## Exercise task:
Using the entries that follow, collect the lines where the word "processes" appears.

+++ Material provided

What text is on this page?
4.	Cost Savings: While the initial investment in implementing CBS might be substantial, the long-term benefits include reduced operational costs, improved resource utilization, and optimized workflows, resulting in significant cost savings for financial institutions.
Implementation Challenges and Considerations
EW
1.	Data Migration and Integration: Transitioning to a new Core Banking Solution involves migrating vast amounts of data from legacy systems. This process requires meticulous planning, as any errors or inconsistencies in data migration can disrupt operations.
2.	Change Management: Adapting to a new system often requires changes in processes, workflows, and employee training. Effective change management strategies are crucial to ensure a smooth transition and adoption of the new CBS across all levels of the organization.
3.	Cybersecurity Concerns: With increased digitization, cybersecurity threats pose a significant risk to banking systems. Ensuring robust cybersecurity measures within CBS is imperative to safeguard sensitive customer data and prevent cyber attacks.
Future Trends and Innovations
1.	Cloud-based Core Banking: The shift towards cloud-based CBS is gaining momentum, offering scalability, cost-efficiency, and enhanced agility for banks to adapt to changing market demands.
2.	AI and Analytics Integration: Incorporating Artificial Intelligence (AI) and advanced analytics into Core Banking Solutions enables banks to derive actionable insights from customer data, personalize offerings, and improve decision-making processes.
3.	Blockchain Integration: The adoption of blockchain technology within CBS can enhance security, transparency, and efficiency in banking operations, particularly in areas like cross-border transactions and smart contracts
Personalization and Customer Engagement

++++++

## Result of this exercise:
2.	Change Management: Adapting to a new system often requires changes in processes, workflows, and employee training. Effective change management strategies are crucial to ensure a smooth transition and adoption of the new CBS across all levels of the organization.
2.	AI and Analytics Integration: Incorporating Artificial Intelligence (AI) and advanced analytics into Core Banking Solutions enables banks to derive actionable insights from customer data, personalize offerings, and improve decision-making processes.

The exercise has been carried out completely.